[Raw records]
--------
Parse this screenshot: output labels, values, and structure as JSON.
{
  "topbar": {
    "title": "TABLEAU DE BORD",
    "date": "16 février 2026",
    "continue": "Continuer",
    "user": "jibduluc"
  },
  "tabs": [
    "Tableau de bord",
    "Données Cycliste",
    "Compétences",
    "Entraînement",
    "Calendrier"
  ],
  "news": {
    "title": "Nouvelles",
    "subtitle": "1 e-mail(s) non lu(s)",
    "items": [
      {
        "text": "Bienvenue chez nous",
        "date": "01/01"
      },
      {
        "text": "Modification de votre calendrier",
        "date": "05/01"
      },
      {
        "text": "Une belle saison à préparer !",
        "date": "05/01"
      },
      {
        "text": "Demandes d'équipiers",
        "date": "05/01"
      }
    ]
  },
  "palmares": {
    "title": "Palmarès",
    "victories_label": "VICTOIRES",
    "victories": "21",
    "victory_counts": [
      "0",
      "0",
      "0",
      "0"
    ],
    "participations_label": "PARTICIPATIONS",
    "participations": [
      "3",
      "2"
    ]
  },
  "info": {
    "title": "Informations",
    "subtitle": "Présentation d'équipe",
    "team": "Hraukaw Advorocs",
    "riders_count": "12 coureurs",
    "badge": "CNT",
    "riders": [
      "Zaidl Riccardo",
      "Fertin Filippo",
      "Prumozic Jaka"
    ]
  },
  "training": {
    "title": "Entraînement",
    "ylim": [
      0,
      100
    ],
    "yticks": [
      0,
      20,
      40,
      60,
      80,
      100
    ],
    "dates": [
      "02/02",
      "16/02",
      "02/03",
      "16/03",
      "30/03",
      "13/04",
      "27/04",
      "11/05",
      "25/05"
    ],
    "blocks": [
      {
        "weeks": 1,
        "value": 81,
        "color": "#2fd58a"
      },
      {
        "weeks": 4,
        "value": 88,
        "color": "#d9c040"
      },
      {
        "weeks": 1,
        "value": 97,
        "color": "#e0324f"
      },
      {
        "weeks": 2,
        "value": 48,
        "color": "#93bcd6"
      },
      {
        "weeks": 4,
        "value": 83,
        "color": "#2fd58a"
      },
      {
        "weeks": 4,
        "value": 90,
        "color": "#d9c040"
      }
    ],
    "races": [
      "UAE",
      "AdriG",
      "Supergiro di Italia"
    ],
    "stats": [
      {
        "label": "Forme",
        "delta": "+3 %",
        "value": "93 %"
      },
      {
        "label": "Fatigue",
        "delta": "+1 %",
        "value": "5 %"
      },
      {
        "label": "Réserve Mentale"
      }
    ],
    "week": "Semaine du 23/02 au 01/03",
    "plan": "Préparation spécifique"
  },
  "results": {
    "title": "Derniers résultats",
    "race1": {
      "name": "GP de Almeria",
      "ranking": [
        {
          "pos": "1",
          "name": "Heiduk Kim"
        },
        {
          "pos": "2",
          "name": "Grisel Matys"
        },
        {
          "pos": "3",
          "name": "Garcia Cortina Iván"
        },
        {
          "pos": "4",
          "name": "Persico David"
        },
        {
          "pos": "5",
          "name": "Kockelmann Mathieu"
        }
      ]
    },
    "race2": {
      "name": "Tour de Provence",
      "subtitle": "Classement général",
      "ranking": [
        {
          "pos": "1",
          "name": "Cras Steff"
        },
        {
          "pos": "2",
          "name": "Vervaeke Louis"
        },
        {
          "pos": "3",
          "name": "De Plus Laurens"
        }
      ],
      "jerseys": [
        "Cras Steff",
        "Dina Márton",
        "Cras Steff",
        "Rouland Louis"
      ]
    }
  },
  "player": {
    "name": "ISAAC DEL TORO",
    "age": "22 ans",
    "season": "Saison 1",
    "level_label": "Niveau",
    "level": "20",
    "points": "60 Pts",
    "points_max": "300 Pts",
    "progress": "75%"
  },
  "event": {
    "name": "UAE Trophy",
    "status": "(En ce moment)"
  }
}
--------
Reproduce the entries above in full, verbatim.

• **Answer to this task**:
Parse this screenshot: output labels, values, and structure as JSON.
{
  "topbar": {
    "title": "TABLEAU DE BORD",
    "date": "16 février 2026",
    "continue": "Continuer",
    "user": "jibduluc"
  },
  "tabs": [
    "Tableau de bord",
    "Données Cycliste",
    "Compétences",
    "Entraînement",
    "Calendrier"
  ],
  "news": {
    "title": "Nouvelles",
    "subtitle": "1 e-mail(s) non lu(s)",
    "items": [
      {
        "text": "Bienvenue chez nous",
        "date": "01/01"
      },
      {
        "text": "Modification de votre calendrier",
        "date": "05/01"
      },
      {
        "text": "Une belle saison à préparer !",
        "date": "05/01"
      },
      {
        "text": "Demandes d'équipiers",
        "date": "05/01"
      }
    ]
  },
  "palmares": {
    "title": "Palmarès",
    "victories_label": "VICTOIRES",
    "victories": "21",
    "victory_counts": [
      "0",
      "0",
      "0",
      "0"
    ],
    "participations_label": "PARTICIPATIONS",
    "participations": [
      "3",
      "2"
    ]
  },
  "info": {
    "title": "Informations",
    "subtitle": "Présentation d'équipe",
    "team": "Hraukaw Advorocs",
    "riders_count": "12 coureurs",
    "badge": "CNT",
    "riders": [
      "Zaidl Riccardo",
      "Fertin Filippo",
      "Prumozic Jaka"
    ]
  },
  "training": {
    "title": "Entraînement",
    "ylim": [
      0,
      100
    ],
    "yticks": [
      0,
      20,
      40,
      60,
      80,
      100
    ],
    "dates": [
      "02/02",
      "16/02",
      "02/03",
      "16/03",
      "30/03",
      "13/04",
      "27/04",
      "11/05",
      "25/05"
    ],
    "blocks": [
      {
        "weeks": 1,
        "value": 81,
        "color": "#2fd58a"
      },
      {
        "weeks": 4,
        "value": 88,
        "color": "#d9c040"
      },
      {
        "weeks": 1,
        "value": 97,
        "color": "#e0324f"
      },
      {
        "weeks": 2,
        "value": 48,
        "color": "#93bcd6"
      },
      {
        "weeks": 4,
        "value": 83,
        "color": "#2fd58a"
      },
      {
        "weeks": 4,
        "value": 90,
        "color": "#d9c040"
      }
    ],
    "races": [
      "UAE",
      "AdriG",
      "Supergiro di Italia"
    ],
    "stats": [
      {
        "label": "Forme",
        "delta": "+3 %",
        "value": "93 %"
      },
      {
        "label": "Fatigue",
        "delta": "+1 %",
        "value": "5 %"
      },
      {
        "label": "Réserve Mentale"
      }
    ],
    "week": "Semaine du 23/02 au 01/03",
    "plan": "Préparation spécifique"
  },
  "results": {
    "title": "Derniers résultats",
    "race1": {
      "name": "GP de Almeria",
      "ranking": [
        {
          "pos": "1",
          "name": "Heiduk Kim"
        },
        {
          "pos": "2",
          "name": "Grisel Matys"
        },
        {
          "pos": "3",
          "name": "Garcia Cortina Iván"
        },
        {
          "pos": "4",
          "name": "Persico David"
        },
        {
          "pos": "5",
          "name": "Kockelmann Mathieu"
        }
      ]
    },
    "race2": {
      "name": "Tour de Provence",
      "subtitle": "Classement général",
      "ranking": [
        {
          "pos": "1",
          "name": "Cras Steff"
        },
        {
          "pos": "2",
          "name": "Vervaeke Louis"
        },
        {
          "pos": "3",
          "name": "De Plus Laurens"
        }
      ],
      "jerseys": [
        "Cras Steff",
        "Dina Márton",
        "Cras Steff",
        "Rouland Louis"
      ]
    }
  },
  "player": {
    "name": "ISAAC DEL TORO",
    "age": "22 ans",
    "season": "Saison 1",
    "level_label": "Niveau",
    "level": "20",
    "points": "60 Pts",
    "points_max": "300 Pts",
    "progress": "75%"
  },
  "event": {
    "name": "UAE Trophy",
    "status": "(En ce moment)"
  }
}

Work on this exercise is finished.